◆ **WHAT THE TASK ASKS**: Without including any images, repeat the data exactly.

◆ **DATA SHOWN**:

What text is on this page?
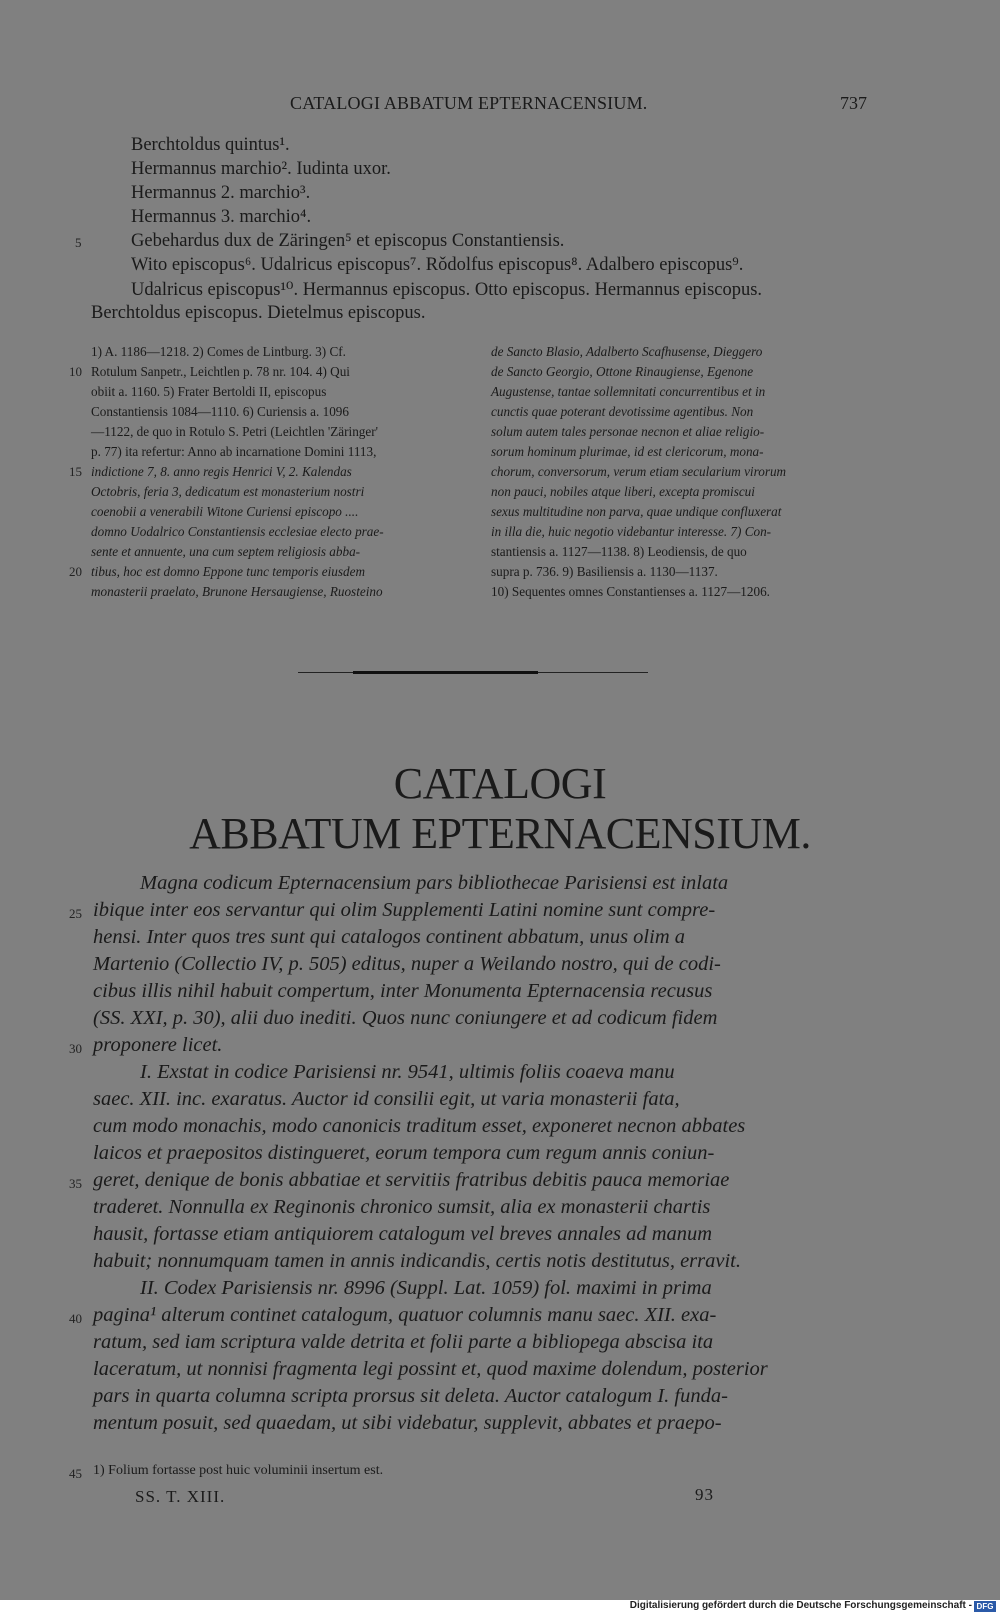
CATALOGI ABBATUM EPTERNACENSIUM.	737
Berchtoldus quintus¹.
Hermannus marchio². Iudinta uxor.
Hermannus 2. marchio³.
Hermannus 3. marchio⁴.
Gebehardus dux de Zäringen⁵ et episcopus Constantiensis.
Wito episcopus⁶. Udalricus episcopus⁷. Rǒdolfus episcopus⁸. Adalbero episcopus⁹.
Udalricus episcopus¹⁰. Hermannus episcopus. Otto episcopus. Hermannus episcopus.
Berchtoldus episcopus. Dietelmus episcopus.
1) A. 1186—1218. 2) Comes de Lintburg. 3) Cf.
Rotulum Sanpetr., Leichtlen p. 78 nr. 104. 4) Qui
obiit a. 1160. 5) Frater Bertoldi II, episcopus
Constantiensis 1084—1110. 6) Curiensis a. 1096
—1122, de quo in Rotulo S. Petri (Leichtlen 'Zäringer'
p. 77) ita refertur: Anno ab incarnatione Domini 1113,
indictione 7, 8. anno regis Henrici V, 2. Kalendas
Octobris, feria 3, dedicatum est monasterium nostri
coenobii a venerabili Witone Curiensi episcopo ....
domno Uodalrico Constantiensis ecclesiae electo prae-
sente et annuente, una cum septem religiosis abba-
tibus, hoc est domno Eppone tunc temporis eiusdem
monasterii praelato, Brunone Hersaugiense, Ruosteino
de Sancto Blasio, Adalberto Scafhusense, Dieggero
de Sancto Georgio, Ottone Rinaugiense, Egenone
Augustense, tantae sollemnitati concurrentibus et in
cunctis quae poterant devotissime agentibus. Non
solum autem tales personae necnon et aliae religio-
sorum hominum plurimae, id est clericorum, mona-
chorum, conversorum, verum etiam secularium virorum
non pauci, nobiles atque liberi, excepta promiscui
sexus multitudine non parva, quae undique confluxerat
in illa die, huic negotio videbantur interesse. 7) Con-
stantiensis a. 1127—1138. 8) Leodiensis, de quo
supra p. 736. 9) Basiliensis a. 1130—1137.
10) Sequentes omnes Constantienses a. 1127—1206.
CATALOGI
ABBATUM EPTERNACENSIUM.
Magna codicum Epternacensium pars bibliothecae Parisiensi est inlata
ibique inter eos servantur qui olim Supplementi Latini nomine sunt compre-
hensi. Inter quos tres sunt qui catalogos continent abbatum, unus olim a
Martenio (Collectio IV, p. 505) editus, nuper a Weilando nostro, qui de codi-
cibus illis nihil habuit compertum, inter Monumenta Epternacensia recusus
(SS. XXI, p. 30), alii duo inediti. Quos nunc coniungere et ad codicum fidem
proponere licet.
I. Exstat in codice Parisiensi nr. 9541, ultimis foliis coaeva manu
saec. XII. inc. exaratus. Auctor id consilii egit, ut varia monasterii fata,
cum modo monachis, modo canonicis traditum esset, exponeret necnon abbates
laicos et praepositos distingueret, eorum tempora cum regum annis coniun-
geret, denique de bonis abbatiae et servitiis fratribus debitis pauca memoriae
traderet. Nonnulla ex Reginonis chronico sumsit, alia ex monasterii chartis
hausit, fortasse etiam antiquiorem catalogum vel breves annales ad manum
habuit; nonnumquam tamen in annis indicandis, certis notis destitutus, erravit.
II. Codex Parisiensis nr. 8996 (Suppl. Lat. 1059) fol. maximi in prima
pagina¹ alterum continet catalogum, quatuor columnis manu saec. XII. exa-
ratum, sed iam scriptura valde detrita et folii parte a bibliopega abscisa ita
laceratum, ut nonnisi fragmenta legi possint et, quod maxime dolendum, posterior
pars in quarta columna scripta prorsus sit deleta. Auctor catalogum I. funda-
mentum posuit, sed quaedam, ut sibi videbatur, supplevit, abbates et praepo-
1) Folium fortasse post huic voluminii insertum est.
SS. T. XIII.	93
5
10
15
20
25
30
35
40
45
Digitalisierung gefördert durch die Deutsche Forschungsgemeinschaft - DFG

◆ **OUTPUT OF THE EXERCISE**:
What text is on this page?
CATALOGI ABBATUM EPTERNACENSIUM.	737
Berchtoldus quintus¹.
Hermannus marchio². Iudinta uxor.
Hermannus 2. marchio³.
Hermannus 3. marchio⁴.
Gebehardus dux de Zäringen⁵ et episcopus Constantiensis.
Wito episcopus⁶. Udalricus episcopus⁷. Rǒdolfus episcopus⁸. Adalbero episcopus⁹.
Udalricus episcopus¹⁰. Hermannus episcopus. Otto episcopus. Hermannus episcopus.
Berchtoldus episcopus. Dietelmus episcopus.
1) A. 1186—1218. 2) Comes de Lintburg. 3) Cf.
Rotulum Sanpetr., Leichtlen p. 78 nr. 104. 4) Qui
obiit a. 1160. 5) Frater Bertoldi II, episcopus
Constantiensis 1084—1110. 6) Curiensis a. 1096
—1122, de quo in Rotulo S. Petri (Leichtlen 'Zäringer'
p. 77) ita refertur: Anno ab incarnatione Domini 1113,
indictione 7, 8. anno regis Henrici V, 2. Kalendas
Octobris, feria 3, dedicatum est monasterium nostri
coenobii a venerabili Witone Curiensi episcopo ....
domno Uodalrico Constantiensis ecclesiae electo prae-
sente et annuente, una cum septem religiosis abba-
tibus, hoc est domno Eppone tunc temporis eiusdem
monasterii praelato, Brunone Hersaugiense, Ruosteino
de Sancto Blasio, Adalberto Scafhusense, Dieggero
de Sancto Georgio, Ottone Rinaugiense, Egenone
Augustense, tantae sollemnitati concurrentibus et in
cunctis quae poterant devotissime agentibus. Non
solum autem tales personae necnon et aliae religio-
sorum hominum plurimae, id est clericorum, mona-
chorum, conversorum, verum etiam secularium virorum
non pauci, nobiles atque liberi, excepta promiscui
sexus multitudine non parva, quae undique confluxerat
in illa die, huic negotio videbantur interesse. 7) Con-
stantiensis a. 1127—1138. 8) Leodiensis, de quo
supra p. 736. 9) Basiliensis a. 1130—1137.
10) Sequentes omnes Constantienses a. 1127—1206.
CATALOGI
ABBATUM EPTERNACENSIUM.
Magna codicum Epternacensium pars bibliothecae Parisiensi est inlata
ibique inter eos servantur qui olim Supplementi Latini nomine sunt compre-
hensi. Inter quos tres sunt qui catalogos continent abbatum, unus olim a
Martenio (Collectio IV, p. 505) editus, nuper a Weilando nostro, qui de codi-
cibus illis nihil habuit compertum, inter Monumenta Epternacensia recusus
(SS. XXI, p. 30), alii duo inediti. Quos nunc coniungere et ad codicum fidem
proponere licet.
I. Exstat in codice Parisiensi nr. 9541, ultimis foliis coaeva manu
saec. XII. inc. exaratus. Auctor id consilii egit, ut varia monasterii fata,
cum modo monachis, modo canonicis traditum esset, exponeret necnon abbates
laicos et praepositos distingueret, eorum tempora cum regum annis coniun-
geret, denique de bonis abbatiae et servitiis fratribus debitis pauca memoriae
traderet. Nonnulla ex Reginonis chronico sumsit, alia ex monasterii chartis
hausit, fortasse etiam antiquiorem catalogum vel breves annales ad manum
habuit; nonnumquam tamen in annis indicandis, certis notis destitutus, erravit.
II. Codex Parisiensis nr. 8996 (Suppl. Lat. 1059) fol. maximi in prima
pagina¹ alterum continet catalogum, quatuor columnis manu saec. XII. exa-
ratum, sed iam scriptura valde detrita et folii parte a bibliopega abscisa ita
laceratum, ut nonnisi fragmenta legi possint et, quod maxime dolendum, posterior
pars in quarta columna scripta prorsus sit deleta. Auctor catalogum I. funda-
mentum posuit, sed quaedam, ut sibi videbatur, supplevit, abbates et praepo-
1) Folium fortasse post huic voluminii insertum est.
SS. T. XIII.	93
5
10
15
20
25
30
35
40
45
Digitalisierung gefördert durch die Deutsche Forschungsgemeinschaft - DFG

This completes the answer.